Do not carry the pictures over; copy every other part of the entries exactly.
+---+
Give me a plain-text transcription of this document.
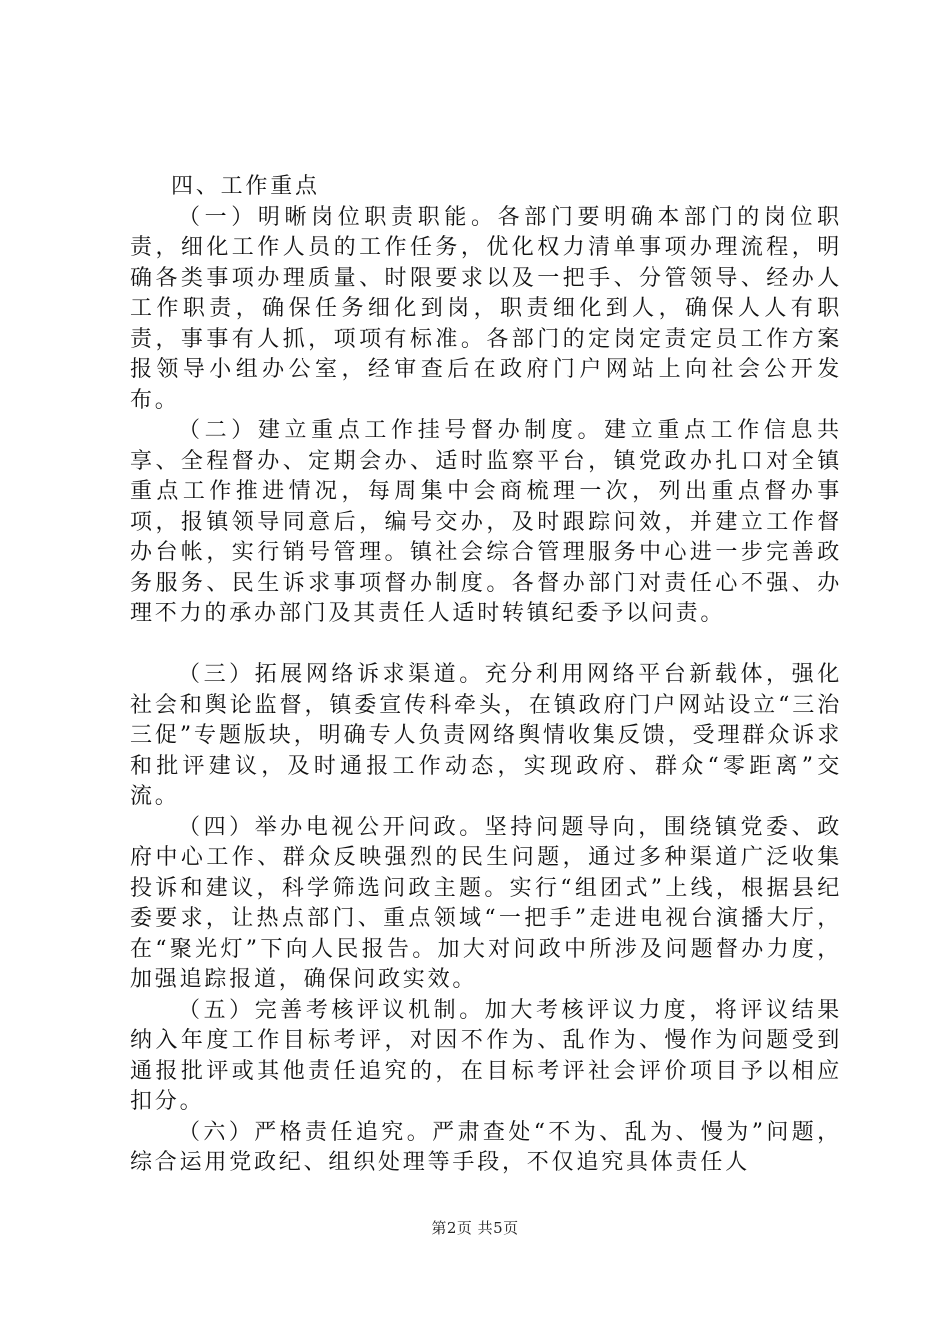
四、工作重点

（一）明晰岗位职责职能。各部门要明确本部门的岗位职责，细化工作人员的工作任务，优化权力清单事项办理流程，明确各类事项办理质量、时限要求以及一把手、分管领导、经办人工作职责，确保任务细化到岗，职责细化到人，确保人人有职责，事事有人抓，项项有标准。各部门的定岗定责定员工作方案报领导小组办公室，经审查后在政府门户网站上向社会公开发布。

（二）建立重点工作挂号督办制度。建立重点工作信息共享、全程督办、定期会办、适时监察平台，镇党政办扎口对全镇重点工作推进情况，每周集中会商梳理一次，列出重点督办事项，报镇领导同意后，编号交办，及时跟踪问效，并建立工作督办台帐，实行销号管理。镇社会综合管理服务中心进一步完善政务服务、民生诉求事项督办制度。各督办部门对责任心不强、办理不力的承办部门及其责任人适时转镇纪委予以问责。

（三）拓展网络诉求渠道。充分利用网络平台新载体，强化社会和舆论监督，镇委宣传科牵头，在镇政府门户网站设立“三治三促”专题版块，明确专人负责网络舆情收集反馈，受理群众诉求和批评建议，及时通报工作动态，实现政府、群众“零距离”交流。

（四）举办电视公开问政。坚持问题导向，围绕镇党委、政府中心工作、群众反映强烈的民生问题，通过多种渠道广泛收集投诉和建议，科学筛选问政主题。实行“组团式”上线，根据县纪委要求，让热点部门、重点领域“一把手”走进电视台演播大厅，在“聚光灯”下向人民报告。加大对问政中所涉及问题督办力度，加强追踪报道，确保问政实效。

（五）完善考核评议机制。加大考核评议力度，将评议结果纳入年度工作目标考评，对因不作为、乱作为、慢作为问题受到通报批评或其他责任追究的，在目标考评社会评价项目予以相应扣分。

（六）严格责任追究。严肃查处“不为、乱为、慢为”问题，综合运用党政纪、组织处理等手段，不仅追究具体责任人

第2页 共5页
+---+
**Solution below:**
Give me a plain-text transcription of this document.
四、工作重点

（一）明晰岗位职责职能。各部门要明确本部门的岗位职责，细化工作人员的工作任务，优化权力清单事项办理流程，明确各类事项办理质量、时限要求以及一把手、分管领导、经办人工作职责，确保任务细化到岗，职责细化到人，确保人人有职责，事事有人抓，项项有标准。各部门的定岗定责定员工作方案报领导小组办公室，经审查后在政府门户网站上向社会公开发布。

（二）建立重点工作挂号督办制度。建立重点工作信息共享、全程督办、定期会办、适时监察平台，镇党政办扎口对全镇重点工作推进情况，每周集中会商梳理一次，列出重点督办事项，报镇领导同意后，编号交办，及时跟踪问效，并建立工作督办台帐，实行销号管理。镇社会综合管理服务中心进一步完善政务服务、民生诉求事项督办制度。各督办部门对责任心不强、办理不力的承办部门及其责任人适时转镇纪委予以问责。

（三）拓展网络诉求渠道。充分利用网络平台新载体，强化社会和舆论监督，镇委宣传科牵头，在镇政府门户网站设立“三治三促”专题版块，明确专人负责网络舆情收集反馈，受理群众诉求和批评建议，及时通报工作动态，实现政府、群众“零距离”交流。

（四）举办电视公开问政。坚持问题导向，围绕镇党委、政府中心工作、群众反映强烈的民生问题，通过多种渠道广泛收集投诉和建议，科学筛选问政主题。实行“组团式”上线，根据县纪委要求，让热点部门、重点领域“一把手”走进电视台演播大厅，在“聚光灯”下向人民报告。加大对问政中所涉及问题督办力度，加强追踪报道，确保问政实效。

（五）完善考核评议机制。加大考核评议力度，将评议结果纳入年度工作目标考评，对因不作为、乱作为、慢作为问题受到通报批评或其他责任追究的，在目标考评社会评价项目予以相应扣分。

（六）严格责任追究。严肃查处“不为、乱为、慢为”问题，综合运用党政纪、组织处理等手段，不仅追究具体责任人

第2页 共5页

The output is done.